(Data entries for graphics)

----------

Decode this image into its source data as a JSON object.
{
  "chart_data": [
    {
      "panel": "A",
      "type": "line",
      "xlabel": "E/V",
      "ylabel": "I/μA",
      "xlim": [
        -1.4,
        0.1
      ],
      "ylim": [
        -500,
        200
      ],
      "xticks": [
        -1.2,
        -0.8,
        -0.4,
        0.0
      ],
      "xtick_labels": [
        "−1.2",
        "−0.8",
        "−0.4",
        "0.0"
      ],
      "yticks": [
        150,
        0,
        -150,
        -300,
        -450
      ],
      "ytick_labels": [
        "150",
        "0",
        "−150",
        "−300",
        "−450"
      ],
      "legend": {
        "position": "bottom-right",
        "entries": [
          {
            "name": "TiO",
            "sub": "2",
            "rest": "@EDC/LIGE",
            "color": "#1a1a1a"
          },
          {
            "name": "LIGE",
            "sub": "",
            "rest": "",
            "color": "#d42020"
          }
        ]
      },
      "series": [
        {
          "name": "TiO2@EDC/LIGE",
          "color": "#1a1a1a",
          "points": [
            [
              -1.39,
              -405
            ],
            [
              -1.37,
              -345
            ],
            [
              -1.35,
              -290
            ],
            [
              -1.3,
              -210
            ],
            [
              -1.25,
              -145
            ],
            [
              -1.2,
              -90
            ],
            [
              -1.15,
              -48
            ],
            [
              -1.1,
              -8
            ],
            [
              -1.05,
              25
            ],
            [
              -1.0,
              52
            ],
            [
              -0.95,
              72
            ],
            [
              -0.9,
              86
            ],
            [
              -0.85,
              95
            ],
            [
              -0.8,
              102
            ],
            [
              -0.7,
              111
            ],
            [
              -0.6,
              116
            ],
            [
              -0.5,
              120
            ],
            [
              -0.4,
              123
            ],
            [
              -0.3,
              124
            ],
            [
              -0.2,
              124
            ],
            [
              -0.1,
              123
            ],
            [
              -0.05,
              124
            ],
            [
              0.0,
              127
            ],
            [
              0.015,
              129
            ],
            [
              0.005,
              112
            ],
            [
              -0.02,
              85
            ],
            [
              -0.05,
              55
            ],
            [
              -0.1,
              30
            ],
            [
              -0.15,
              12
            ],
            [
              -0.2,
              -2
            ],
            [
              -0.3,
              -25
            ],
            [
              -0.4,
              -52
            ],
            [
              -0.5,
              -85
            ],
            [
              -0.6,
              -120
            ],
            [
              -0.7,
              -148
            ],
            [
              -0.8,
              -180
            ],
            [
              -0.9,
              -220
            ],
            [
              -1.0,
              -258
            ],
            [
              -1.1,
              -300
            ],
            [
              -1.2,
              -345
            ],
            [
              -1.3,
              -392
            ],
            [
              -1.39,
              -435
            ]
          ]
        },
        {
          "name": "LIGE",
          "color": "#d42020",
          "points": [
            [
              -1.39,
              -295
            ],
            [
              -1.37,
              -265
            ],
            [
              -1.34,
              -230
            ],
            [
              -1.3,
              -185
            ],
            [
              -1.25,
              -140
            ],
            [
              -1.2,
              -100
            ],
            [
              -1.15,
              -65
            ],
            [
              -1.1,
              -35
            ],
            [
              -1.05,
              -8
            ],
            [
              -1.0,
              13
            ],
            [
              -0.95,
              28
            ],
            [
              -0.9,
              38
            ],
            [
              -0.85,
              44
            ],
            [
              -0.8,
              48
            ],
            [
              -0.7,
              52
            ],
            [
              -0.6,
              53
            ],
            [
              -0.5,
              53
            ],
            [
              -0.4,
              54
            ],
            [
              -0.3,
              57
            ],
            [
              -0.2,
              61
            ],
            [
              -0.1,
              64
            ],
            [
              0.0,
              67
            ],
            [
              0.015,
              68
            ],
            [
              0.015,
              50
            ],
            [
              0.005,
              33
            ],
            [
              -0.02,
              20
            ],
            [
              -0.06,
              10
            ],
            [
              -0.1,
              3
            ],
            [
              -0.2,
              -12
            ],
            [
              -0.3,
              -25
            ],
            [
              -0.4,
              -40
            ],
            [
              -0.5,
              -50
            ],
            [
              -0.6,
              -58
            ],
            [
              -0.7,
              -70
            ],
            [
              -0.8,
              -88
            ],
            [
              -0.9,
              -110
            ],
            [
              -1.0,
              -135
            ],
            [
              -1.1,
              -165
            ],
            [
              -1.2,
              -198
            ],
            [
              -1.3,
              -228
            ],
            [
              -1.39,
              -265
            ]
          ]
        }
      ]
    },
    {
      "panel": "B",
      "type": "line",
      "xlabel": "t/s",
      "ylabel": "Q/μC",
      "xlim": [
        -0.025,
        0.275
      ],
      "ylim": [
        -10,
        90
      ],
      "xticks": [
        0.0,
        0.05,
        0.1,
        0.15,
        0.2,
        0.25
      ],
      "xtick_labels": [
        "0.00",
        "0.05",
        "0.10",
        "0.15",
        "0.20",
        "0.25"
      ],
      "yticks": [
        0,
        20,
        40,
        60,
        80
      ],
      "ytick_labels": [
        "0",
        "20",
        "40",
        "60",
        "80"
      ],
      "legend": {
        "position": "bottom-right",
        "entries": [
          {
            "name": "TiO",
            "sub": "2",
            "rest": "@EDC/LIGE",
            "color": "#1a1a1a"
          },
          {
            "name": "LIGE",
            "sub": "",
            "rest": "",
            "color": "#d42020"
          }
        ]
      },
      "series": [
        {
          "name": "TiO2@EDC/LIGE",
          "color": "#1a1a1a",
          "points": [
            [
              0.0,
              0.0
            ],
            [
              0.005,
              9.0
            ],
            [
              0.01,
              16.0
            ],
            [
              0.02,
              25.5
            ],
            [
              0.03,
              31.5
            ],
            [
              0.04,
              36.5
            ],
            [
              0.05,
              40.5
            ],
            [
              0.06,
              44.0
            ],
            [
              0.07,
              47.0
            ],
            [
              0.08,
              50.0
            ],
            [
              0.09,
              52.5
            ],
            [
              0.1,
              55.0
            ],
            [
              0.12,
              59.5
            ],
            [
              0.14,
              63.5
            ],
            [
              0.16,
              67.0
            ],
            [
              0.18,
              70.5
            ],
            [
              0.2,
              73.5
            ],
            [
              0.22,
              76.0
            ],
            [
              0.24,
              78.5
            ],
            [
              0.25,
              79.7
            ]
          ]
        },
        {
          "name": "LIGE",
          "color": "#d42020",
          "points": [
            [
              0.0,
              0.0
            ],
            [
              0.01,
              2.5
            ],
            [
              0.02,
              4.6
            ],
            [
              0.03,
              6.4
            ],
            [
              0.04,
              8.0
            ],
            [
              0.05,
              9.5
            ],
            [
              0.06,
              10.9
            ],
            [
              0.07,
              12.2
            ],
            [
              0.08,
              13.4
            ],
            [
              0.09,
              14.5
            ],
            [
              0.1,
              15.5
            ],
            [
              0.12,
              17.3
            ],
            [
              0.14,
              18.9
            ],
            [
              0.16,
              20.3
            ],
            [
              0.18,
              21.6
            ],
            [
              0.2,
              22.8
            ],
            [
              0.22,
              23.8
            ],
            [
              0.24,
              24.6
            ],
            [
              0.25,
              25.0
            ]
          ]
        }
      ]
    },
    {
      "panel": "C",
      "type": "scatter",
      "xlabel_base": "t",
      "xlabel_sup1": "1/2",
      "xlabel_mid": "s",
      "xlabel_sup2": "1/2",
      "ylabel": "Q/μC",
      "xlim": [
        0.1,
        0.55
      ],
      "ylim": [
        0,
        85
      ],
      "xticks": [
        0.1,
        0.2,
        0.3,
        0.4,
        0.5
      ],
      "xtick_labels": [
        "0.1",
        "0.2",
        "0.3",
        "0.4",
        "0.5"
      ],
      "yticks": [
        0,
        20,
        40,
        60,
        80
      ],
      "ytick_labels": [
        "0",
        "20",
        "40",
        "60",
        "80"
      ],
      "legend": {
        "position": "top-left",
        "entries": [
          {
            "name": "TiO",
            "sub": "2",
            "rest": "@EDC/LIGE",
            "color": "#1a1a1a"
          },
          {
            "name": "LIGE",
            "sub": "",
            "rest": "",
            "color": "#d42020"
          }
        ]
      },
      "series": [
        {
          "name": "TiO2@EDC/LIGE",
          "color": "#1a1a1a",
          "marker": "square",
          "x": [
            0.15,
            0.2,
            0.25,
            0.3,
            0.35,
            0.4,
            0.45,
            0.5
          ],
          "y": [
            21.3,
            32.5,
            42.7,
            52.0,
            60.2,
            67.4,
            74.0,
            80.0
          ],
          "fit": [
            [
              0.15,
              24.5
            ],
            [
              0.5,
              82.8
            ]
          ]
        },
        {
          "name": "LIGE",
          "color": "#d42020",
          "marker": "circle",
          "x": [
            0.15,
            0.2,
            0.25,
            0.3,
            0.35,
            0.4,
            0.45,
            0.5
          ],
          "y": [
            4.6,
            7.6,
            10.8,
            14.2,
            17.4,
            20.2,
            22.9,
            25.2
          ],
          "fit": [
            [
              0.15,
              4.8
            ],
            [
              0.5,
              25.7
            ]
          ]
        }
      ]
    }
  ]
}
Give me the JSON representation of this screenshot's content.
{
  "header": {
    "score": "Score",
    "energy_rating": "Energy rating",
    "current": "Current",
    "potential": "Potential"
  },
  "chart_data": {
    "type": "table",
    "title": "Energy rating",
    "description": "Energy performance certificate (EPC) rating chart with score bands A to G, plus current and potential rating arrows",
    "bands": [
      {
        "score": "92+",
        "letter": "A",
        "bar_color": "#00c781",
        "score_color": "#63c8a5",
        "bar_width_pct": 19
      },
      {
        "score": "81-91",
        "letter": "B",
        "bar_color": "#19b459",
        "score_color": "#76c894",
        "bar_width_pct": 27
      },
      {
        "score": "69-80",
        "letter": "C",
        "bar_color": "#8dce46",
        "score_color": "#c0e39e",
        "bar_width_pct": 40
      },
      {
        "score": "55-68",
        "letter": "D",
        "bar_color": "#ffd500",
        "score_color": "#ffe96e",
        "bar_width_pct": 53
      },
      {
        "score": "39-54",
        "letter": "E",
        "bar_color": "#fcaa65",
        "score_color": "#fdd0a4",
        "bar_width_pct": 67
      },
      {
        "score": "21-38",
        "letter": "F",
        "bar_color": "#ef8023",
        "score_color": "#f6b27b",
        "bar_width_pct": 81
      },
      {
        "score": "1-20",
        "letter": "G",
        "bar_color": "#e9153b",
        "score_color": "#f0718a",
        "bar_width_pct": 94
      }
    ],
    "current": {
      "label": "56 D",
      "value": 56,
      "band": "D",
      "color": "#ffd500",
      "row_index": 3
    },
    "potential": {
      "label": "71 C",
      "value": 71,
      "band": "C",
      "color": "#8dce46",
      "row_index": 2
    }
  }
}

----------

### Set exercise
Each line from the one containing "Give me the" to the final line of the entries above must be returned exactly, and no other line may appear.

### Output for this exercise
Give me the JSON representation of this screenshot's content.
{
  "header": {
    "score": "Score",
    "energy_rating": "Energy rating",
    "current": "Current",
    "potential": "Potential"
  },
  "chart_data": {
    "type": "table",
    "title": "Energy rating",
    "description": "Energy performance certificate (EPC) rating chart with score bands A to G, plus current and potential rating arrows",
    "bands": [
      {
        "score": "92+",
        "letter": "A",
        "bar_color": "#00c781",
        "score_color": "#63c8a5",
        "bar_width_pct": 19
      },
      {
        "score": "81-91",
        "letter": "B",
        "bar_color": "#19b459",
        "score_color": "#76c894",
        "bar_width_pct": 27
      },
      {
        "score": "69-80",
        "letter": "C",
        "bar_color": "#8dce46",
        "score_color": "#c0e39e",
        "bar_width_pct": 40
      },
      {
        "score": "55-68",
        "letter": "D",
        "bar_color": "#ffd500",
        "score_color": "#ffe96e",
        "bar_width_pct": 53
      },
      {
        "score": "39-54",
        "letter": "E",
        "bar_color": "#fcaa65",
        "score_color": "#fdd0a4",
        "bar_width_pct": 67
      },
      {
        "score": "21-38",
        "letter": "F",
        "bar_color": "#ef8023",
        "score_color": "#f6b27b",
        "bar_width_pct": 81
      },
      {
        "score": "1-20",
        "letter": "G",
        "bar_color": "#e9153b",
        "score_color": "#f0718a",
        "bar_width_pct": 94
      }
    ],
    "current": {
      "label": "56 D",
      "value": 56,
      "band": "D",
      "color": "#ffd500",
      "row_index": 3
    },
    "potential": {
      "label": "71 C",
      "value": 71,
      "band": "C",
      "color": "#8dce46",
      "row_index": 2
    }
  }
}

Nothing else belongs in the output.